**EXERCISE REQUIREMENTS**
What follows is a set of entries. Give them again exactly, without the pictures.

**RECORDS TO USE**
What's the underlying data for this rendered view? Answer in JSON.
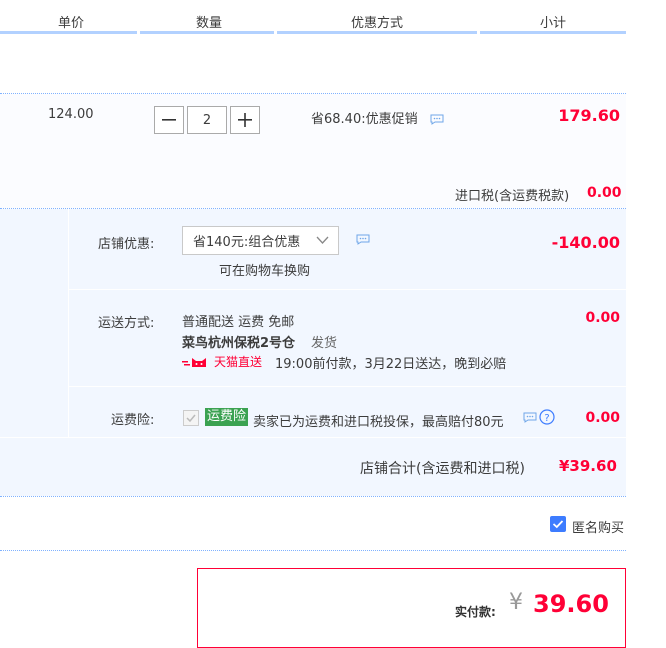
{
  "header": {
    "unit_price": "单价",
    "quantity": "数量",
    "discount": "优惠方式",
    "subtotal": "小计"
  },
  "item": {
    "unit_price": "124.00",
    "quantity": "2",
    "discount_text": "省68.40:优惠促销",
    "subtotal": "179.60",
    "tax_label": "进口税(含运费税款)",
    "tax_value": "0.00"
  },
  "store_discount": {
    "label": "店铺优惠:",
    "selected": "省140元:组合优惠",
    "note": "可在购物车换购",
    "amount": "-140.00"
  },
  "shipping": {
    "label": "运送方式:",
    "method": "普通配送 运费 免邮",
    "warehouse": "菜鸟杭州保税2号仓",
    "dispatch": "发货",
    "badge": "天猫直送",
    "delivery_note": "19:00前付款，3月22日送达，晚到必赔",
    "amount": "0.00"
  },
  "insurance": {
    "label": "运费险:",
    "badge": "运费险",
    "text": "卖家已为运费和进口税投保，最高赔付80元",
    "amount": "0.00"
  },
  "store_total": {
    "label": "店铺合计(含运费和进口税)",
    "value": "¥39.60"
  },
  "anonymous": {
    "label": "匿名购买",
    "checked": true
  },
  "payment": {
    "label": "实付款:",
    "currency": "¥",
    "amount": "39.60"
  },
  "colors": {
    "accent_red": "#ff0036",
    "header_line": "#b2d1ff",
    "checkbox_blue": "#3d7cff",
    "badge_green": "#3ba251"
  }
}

**RESPONSE TO THE TASK**
What's the underlying data for this rendered view? Answer in JSON.
{
  "header": {
    "unit_price": "单价",
    "quantity": "数量",
    "discount": "优惠方式",
    "subtotal": "小计"
  },
  "item": {
    "unit_price": "124.00",
    "quantity": "2",
    "discount_text": "省68.40:优惠促销",
    "subtotal": "179.60",
    "tax_label": "进口税(含运费税款)",
    "tax_value": "0.00"
  },
  "store_discount": {
    "label": "店铺优惠:",
    "selected": "省140元:组合优惠",
    "note": "可在购物车换购",
    "amount": "-140.00"
  },
  "shipping": {
    "label": "运送方式:",
    "method": "普通配送 运费 免邮",
    "warehouse": "菜鸟杭州保税2号仓",
    "dispatch": "发货",
    "badge": "天猫直送",
    "delivery_note": "19:00前付款，3月22日送达，晚到必赔",
    "amount": "0.00"
  },
  "insurance": {
    "label": "运费险:",
    "badge": "运费险",
    "text": "卖家已为运费和进口税投保，最高赔付80元",
    "amount": "0.00"
  },
  "store_total": {
    "label": "店铺合计(含运费和进口税)",
    "value": "¥39.60"
  },
  "anonymous": {
    "label": "匿名购买",
    "checked": true
  },
  "payment": {
    "label": "实付款:",
    "currency": "¥",
    "amount": "39.60"
  },
  "colors": {
    "accent_red": "#ff0036",
    "header_line": "#b2d1ff",
    "checkbox_blue": "#3d7cff",
    "badge_green": "#3ba251"
  }
}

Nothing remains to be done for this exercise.